Problem details
Please print the full listing exactly.

[BEGIN Task material]

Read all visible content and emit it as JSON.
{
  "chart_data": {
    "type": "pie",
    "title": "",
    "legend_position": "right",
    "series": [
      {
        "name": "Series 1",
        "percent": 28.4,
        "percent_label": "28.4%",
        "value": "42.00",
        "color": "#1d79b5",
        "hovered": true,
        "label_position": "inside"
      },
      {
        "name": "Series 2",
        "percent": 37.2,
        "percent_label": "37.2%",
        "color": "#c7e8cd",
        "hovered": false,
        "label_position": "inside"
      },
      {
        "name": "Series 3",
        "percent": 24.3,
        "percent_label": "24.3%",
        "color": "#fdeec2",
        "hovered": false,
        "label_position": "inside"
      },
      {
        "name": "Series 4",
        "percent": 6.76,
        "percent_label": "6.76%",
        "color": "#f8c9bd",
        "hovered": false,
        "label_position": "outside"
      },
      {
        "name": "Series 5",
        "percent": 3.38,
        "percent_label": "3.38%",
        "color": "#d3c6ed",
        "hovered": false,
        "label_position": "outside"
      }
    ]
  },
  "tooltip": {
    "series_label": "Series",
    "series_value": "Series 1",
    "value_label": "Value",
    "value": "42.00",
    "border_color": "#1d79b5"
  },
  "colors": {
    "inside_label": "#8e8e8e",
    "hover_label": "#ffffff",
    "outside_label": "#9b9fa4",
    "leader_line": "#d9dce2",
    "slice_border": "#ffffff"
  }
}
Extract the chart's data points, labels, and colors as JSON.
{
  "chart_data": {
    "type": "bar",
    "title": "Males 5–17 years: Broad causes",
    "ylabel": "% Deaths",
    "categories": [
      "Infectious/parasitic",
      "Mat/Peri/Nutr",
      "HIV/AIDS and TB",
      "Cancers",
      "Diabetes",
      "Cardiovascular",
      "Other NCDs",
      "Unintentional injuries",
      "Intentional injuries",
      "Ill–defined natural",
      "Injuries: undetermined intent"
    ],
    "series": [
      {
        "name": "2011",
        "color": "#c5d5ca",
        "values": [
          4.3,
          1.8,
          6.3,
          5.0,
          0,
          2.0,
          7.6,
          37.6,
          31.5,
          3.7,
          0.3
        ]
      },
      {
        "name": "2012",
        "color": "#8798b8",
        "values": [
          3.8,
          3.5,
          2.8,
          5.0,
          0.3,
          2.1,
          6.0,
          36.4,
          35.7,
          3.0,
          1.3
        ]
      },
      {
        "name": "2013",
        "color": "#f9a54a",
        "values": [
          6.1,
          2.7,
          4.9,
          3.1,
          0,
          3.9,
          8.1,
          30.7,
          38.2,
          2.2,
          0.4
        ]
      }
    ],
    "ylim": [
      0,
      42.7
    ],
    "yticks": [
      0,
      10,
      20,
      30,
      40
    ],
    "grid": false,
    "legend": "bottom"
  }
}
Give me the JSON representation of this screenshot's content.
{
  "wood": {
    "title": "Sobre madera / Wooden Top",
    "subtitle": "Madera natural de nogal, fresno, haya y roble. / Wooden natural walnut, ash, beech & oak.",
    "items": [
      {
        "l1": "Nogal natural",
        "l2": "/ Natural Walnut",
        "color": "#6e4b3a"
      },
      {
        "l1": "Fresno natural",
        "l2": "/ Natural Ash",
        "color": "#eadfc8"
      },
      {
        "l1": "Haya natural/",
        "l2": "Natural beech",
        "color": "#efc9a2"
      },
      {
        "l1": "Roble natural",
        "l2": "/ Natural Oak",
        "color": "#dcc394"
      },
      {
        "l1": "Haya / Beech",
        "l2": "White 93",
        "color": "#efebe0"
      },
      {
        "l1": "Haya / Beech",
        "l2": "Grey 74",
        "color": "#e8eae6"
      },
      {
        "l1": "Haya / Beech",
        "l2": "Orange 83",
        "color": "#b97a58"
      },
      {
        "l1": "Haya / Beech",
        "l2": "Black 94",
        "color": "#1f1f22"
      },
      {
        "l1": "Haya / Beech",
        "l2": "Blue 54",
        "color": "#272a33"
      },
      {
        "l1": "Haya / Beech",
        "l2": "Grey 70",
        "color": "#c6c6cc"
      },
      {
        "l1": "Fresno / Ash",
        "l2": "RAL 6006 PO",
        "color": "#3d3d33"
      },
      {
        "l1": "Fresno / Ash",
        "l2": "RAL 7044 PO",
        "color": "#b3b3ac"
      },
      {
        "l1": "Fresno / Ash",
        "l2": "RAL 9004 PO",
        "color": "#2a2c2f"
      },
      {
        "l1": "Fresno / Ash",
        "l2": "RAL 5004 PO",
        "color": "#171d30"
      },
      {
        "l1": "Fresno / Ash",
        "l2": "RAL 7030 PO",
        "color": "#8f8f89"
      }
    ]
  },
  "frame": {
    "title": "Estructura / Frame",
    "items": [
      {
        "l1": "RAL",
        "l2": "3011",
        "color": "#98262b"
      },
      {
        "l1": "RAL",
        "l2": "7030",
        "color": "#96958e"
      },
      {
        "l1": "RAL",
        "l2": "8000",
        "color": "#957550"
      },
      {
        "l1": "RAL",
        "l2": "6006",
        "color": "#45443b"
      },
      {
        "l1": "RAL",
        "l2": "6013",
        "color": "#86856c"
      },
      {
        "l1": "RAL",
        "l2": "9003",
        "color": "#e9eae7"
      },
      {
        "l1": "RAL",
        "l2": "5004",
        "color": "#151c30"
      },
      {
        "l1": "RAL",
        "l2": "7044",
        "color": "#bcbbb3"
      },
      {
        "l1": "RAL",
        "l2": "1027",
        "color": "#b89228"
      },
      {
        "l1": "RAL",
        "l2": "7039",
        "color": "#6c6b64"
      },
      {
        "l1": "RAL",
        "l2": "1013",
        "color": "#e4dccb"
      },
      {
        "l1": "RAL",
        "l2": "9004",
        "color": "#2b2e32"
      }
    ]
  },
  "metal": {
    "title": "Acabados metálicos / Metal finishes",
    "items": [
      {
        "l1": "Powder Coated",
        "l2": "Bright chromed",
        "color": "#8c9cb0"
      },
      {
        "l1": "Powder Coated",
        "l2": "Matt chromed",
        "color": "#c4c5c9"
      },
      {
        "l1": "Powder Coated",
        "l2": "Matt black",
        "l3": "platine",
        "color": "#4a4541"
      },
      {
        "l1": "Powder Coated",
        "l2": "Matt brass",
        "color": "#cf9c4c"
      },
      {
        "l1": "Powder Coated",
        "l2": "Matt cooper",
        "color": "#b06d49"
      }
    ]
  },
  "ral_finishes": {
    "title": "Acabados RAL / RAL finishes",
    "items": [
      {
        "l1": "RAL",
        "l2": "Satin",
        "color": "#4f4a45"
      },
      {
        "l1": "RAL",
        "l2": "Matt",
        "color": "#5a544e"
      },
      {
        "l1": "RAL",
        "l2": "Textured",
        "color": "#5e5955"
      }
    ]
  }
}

[END Task material]

Expected answer
Read all visible content and emit it as JSON.
{
  "chart_data": {
    "type": "pie",
    "title": "",
    "legend_position": "right",
    "series": [
      {
        "name": "Series 1",
        "percent": 28.4,
        "percent_label": "28.4%",
        "value": "42.00",
        "color": "#1d79b5",
        "hovered": true,
        "label_position": "inside"
      },
      {
        "name": "Series 2",
        "percent": 37.2,
        "percent_label": "37.2%",
        "color": "#c7e8cd",
        "hovered": false,
        "label_position": "inside"
      },
      {
        "name": "Series 3",
        "percent": 24.3,
        "percent_label": "24.3%",
        "color": "#fdeec2",
        "hovered": false,
        "label_position": "inside"
      },
      {
        "name": "Series 4",
        "percent": 6.76,
        "percent_label": "6.76%",
        "color": "#f8c9bd",
        "hovered": false,
        "label_position": "outside"
      },
      {
        "name": "Series 5",
        "percent": 3.38,
        "percent_label": "3.38%",
        "color": "#d3c6ed",
        "hovered": false,
        "label_position": "outside"
      }
    ]
  },
  "tooltip": {
    "series_label": "Series",
    "series_value": "Series 1",
    "value_label": "Value",
    "value": "42.00",
    "border_color": "#1d79b5"
  },
  "colors": {
    "inside_label": "#8e8e8e",
    "hover_label": "#ffffff",
    "outside_label": "#9b9fa4",
    "leader_line": "#d9dce2",
    "slice_border": "#ffffff"
  }
}
Extract the chart's data points, labels, and colors as JSON.
{
  "chart_data": {
    "type": "bar",
    "title": "Males 5–17 years: Broad causes",
    "ylabel": "% Deaths",
    "categories": [
      "Infectious/parasitic",
      "Mat/Peri/Nutr",
      "HIV/AIDS and TB",
      "Cancers",
      "Diabetes",
      "Cardiovascular",
      "Other NCDs",
      "Unintentional injuries",
      "Intentional injuries",
      "Ill–defined natural",
      "Injuries: undetermined intent"
    ],
    "series": [
      {
        "name": "2011",
        "color": "#c5d5ca",
        "values": [
          4.3,
          1.8,
          6.3,
          5.0,
          0,
          2.0,
          7.6,
          37.6,
          31.5,
          3.7,
          0.3
        ]
      },
      {
        "name": "2012",
        "color": "#8798b8",
        "values": [
          3.8,
          3.5,
          2.8,
          5.0,
          0.3,
          2.1,
          6.0,
          36.4,
          35.7,
          3.0,
          1.3
        ]
      },
      {
        "name": "2013",
        "color": "#f9a54a",
        "values": [
          6.1,
          2.7,
          4.9,
          3.1,
          0,
          3.9,
          8.1,
          30.7,
          38.2,
          2.2,
          0.4
        ]
      }
    ],
    "ylim": [
      0,
      42.7
    ],
    "yticks": [
      0,
      10,
      20,
      30,
      40
    ],
    "grid": false,
    "legend": "bottom"
  }
}
Give me the JSON representation of this screenshot's content.
{
  "wood": {
    "title": "Sobre madera / Wooden Top",
    "subtitle": "Madera natural de nogal, fresno, haya y roble. / Wooden natural walnut, ash, beech & oak.",
    "items": [
      {
        "l1": "Nogal natural",
        "l2": "/ Natural Walnut",
        "color": "#6e4b3a"
      },
      {
        "l1": "Fresno natural",
        "l2": "/ Natural Ash",
        "color": "#eadfc8"
      },
      {
        "l1": "Haya natural/",
        "l2": "Natural beech",
        "color": "#efc9a2"
      },
      {
        "l1": "Roble natural",
        "l2": "/ Natural Oak",
        "color": "#dcc394"
      },
      {
        "l1": "Haya / Beech",
        "l2": "White 93",
        "color": "#efebe0"
      },
      {
        "l1": "Haya / Beech",
        "l2": "Grey 74",
        "color": "#e8eae6"
      },
      {
        "l1": "Haya / Beech",
        "l2": "Orange 83",
        "color": "#b97a58"
      },
      {
        "l1": "Haya / Beech",
        "l2": "Black 94",
        "color": "#1f1f22"
      },
      {
        "l1": "Haya / Beech",
        "l2": "Blue 54",
        "color": "#272a33"
      },
      {
        "l1": "Haya / Beech",
        "l2": "Grey 70",
        "color": "#c6c6cc"
      },
      {
        "l1": "Fresno / Ash",
        "l2": "RAL 6006 PO",
        "color": "#3d3d33"
      },
      {
        "l1": "Fresno / Ash",
        "l2": "RAL 7044 PO",
        "color": "#b3b3ac"
      },
      {
        "l1": "Fresno / Ash",
        "l2": "RAL 9004 PO",
        "color": "#2a2c2f"
      },
      {
        "l1": "Fresno / Ash",
        "l2": "RAL 5004 PO",
        "color": "#171d30"
      },
      {
        "l1": "Fresno / Ash",
        "l2": "RAL 7030 PO",
        "color": "#8f8f89"
      }
    ]
  },
  "frame": {
    "title": "Estructura / Frame",
    "items": [
      {
        "l1": "RAL",
        "l2": "3011",
        "color": "#98262b"
      },
      {
        "l1": "RAL",
        "l2": "7030",
        "color": "#96958e"
      },
      {
        "l1": "RAL",
        "l2": "8000",
        "color": "#957550"
      },
      {
        "l1": "RAL",
        "l2": "6006",
        "color": "#45443b"
      },
      {
        "l1": "RAL",
        "l2": "6013",
        "color": "#86856c"
      },
      {
        "l1": "RAL",
        "l2": "9003",
        "color": "#e9eae7"
      },
      {
        "l1": "RAL",
        "l2": "5004",
        "color": "#151c30"
      },
      {
        "l1": "RAL",
        "l2": "7044",
        "color": "#bcbbb3"
      },
      {
        "l1": "RAL",
        "l2": "1027",
        "color": "#b89228"
      },
      {
        "l1": "RAL",
        "l2": "7039",
        "color": "#6c6b64"
      },
      {
        "l1": "RAL",
        "l2": "1013",
        "color": "#e4dccb"
      },
      {
        "l1": "RAL",
        "l2": "9004",
        "color": "#2b2e32"
      }
    ]
  },
  "metal": {
    "title": "Acabados metálicos / Metal finishes",
    "items": [
      {
        "l1": "Powder Coated",
        "l2": "Bright chromed",
        "color": "#8c9cb0"
      },
      {
        "l1": "Powder Coated",
        "l2": "Matt chromed",
        "color": "#c4c5c9"
      },
      {
        "l1": "Powder Coated",
        "l2": "Matt black",
        "l3": "platine",
        "color": "#4a4541"
      },
      {
        "l1": "Powder Coated",
        "l2": "Matt brass",
        "color": "#cf9c4c"
      },
      {
        "l1": "Powder Coated",
        "l2": "Matt cooper",
        "color": "#b06d49"
      }
    ]
  },
  "ral_finishes": {
    "title": "Acabados RAL / RAL finishes",
    "items": [
      {
        "l1": "RAL",
        "l2": "Satin",
        "color": "#4f4a45"
      },
      {
        "l1": "RAL",
        "l2": "Matt",
        "color": "#5a544e"
      },
      {
        "l1": "RAL",
        "l2": "Textured",
        "color": "#5e5955"
      }
    ]
  }
}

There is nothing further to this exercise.